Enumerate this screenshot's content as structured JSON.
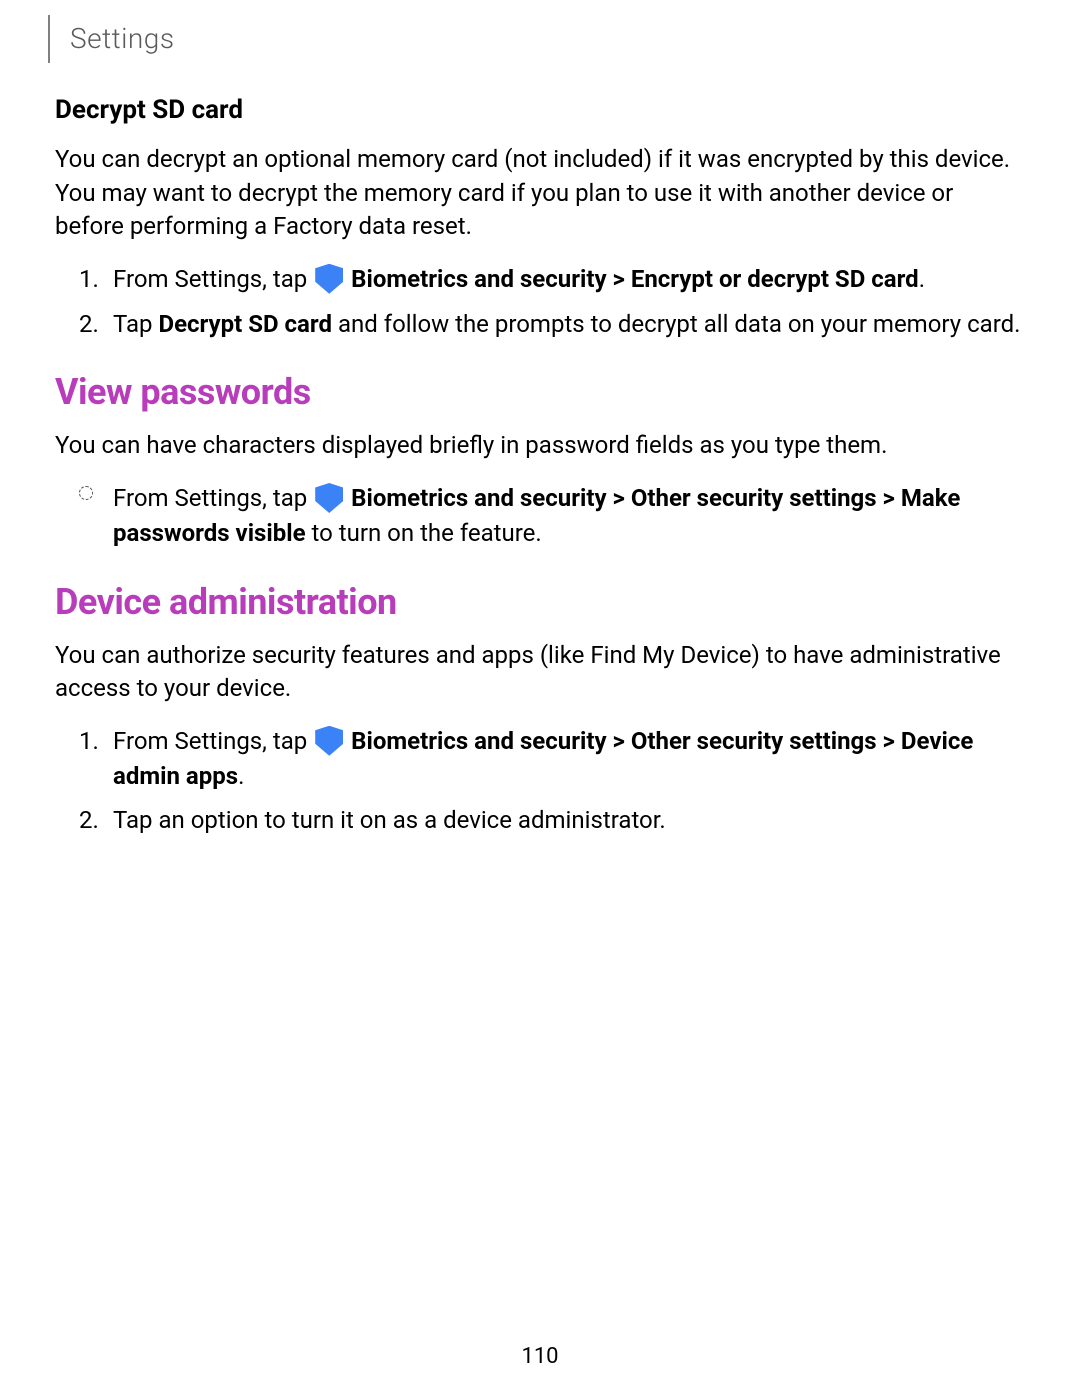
{
  "header": {
    "breadcrumb": "Settings"
  },
  "sections": {
    "decrypt": {
      "heading": "Decrypt SD card",
      "body": "You can decrypt an optional memory card (not included) if it was encrypted by this device. You may want to decrypt the memory card if you plan to use it with another device or before performing a Factory data reset.",
      "step1_prefix": "From Settings, tap ",
      "step1_bold": "Biometrics and security > Encrypt or decrypt SD card",
      "step1_suffix": ".",
      "step2_prefix": "Tap ",
      "step2_bold": "Decrypt SD card",
      "step2_suffix": " and follow the prompts to decrypt all data on your memory card."
    },
    "viewpw": {
      "heading": "View passwords",
      "body": "You can have characters displayed briefly in password fields as you type them.",
      "step1_prefix": "From Settings, tap ",
      "step1_bold1": "Biometrics and security > Other security settings > Make passwords visible",
      "step1_suffix": " to turn on the feature."
    },
    "devadmin": {
      "heading": "Device administration",
      "body": "You can authorize security features and apps (like Find My Device) to have administrative access to your device.",
      "step1_prefix": "From Settings, tap ",
      "step1_bold": "Biometrics and security > Other security settings > Device admin apps",
      "step1_suffix": ".",
      "step2": "Tap an option to turn it on as a device administrator."
    }
  },
  "list_numbers": {
    "one": "1.",
    "two": "2."
  },
  "page_number": "110"
}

++++++

Goal: Would you mind returning each entry above word for word, skipping the images?

Task response:
Enumerate this screenshot's content as structured JSON.
{
  "header": {
    "breadcrumb": "Settings"
  },
  "sections": {
    "decrypt": {
      "heading": "Decrypt SD card",
      "body": "You can decrypt an optional memory card (not included) if it was encrypted by this device. You may want to decrypt the memory card if you plan to use it with another device or before performing a Factory data reset.",
      "step1_prefix": "From Settings, tap ",
      "step1_bold": "Biometrics and security > Encrypt or decrypt SD card",
      "step1_suffix": ".",
      "step2_prefix": "Tap ",
      "step2_bold": "Decrypt SD card",
      "step2_suffix": " and follow the prompts to decrypt all data on your memory card."
    },
    "viewpw": {
      "heading": "View passwords",
      "body": "You can have characters displayed briefly in password fields as you type them.",
      "step1_prefix": "From Settings, tap ",
      "step1_bold1": "Biometrics and security > Other security settings > Make passwords visible",
      "step1_suffix": " to turn on the feature."
    },
    "devadmin": {
      "heading": "Device administration",
      "body": "You can authorize security features and apps (like Find My Device) to have administrative access to your device.",
      "step1_prefix": "From Settings, tap ",
      "step1_bold": "Biometrics and security > Other security settings > Device admin apps",
      "step1_suffix": ".",
      "step2": "Tap an option to turn it on as a device administrator."
    }
  },
  "list_numbers": {
    "one": "1.",
    "two": "2."
  },
  "page_number": "110"
}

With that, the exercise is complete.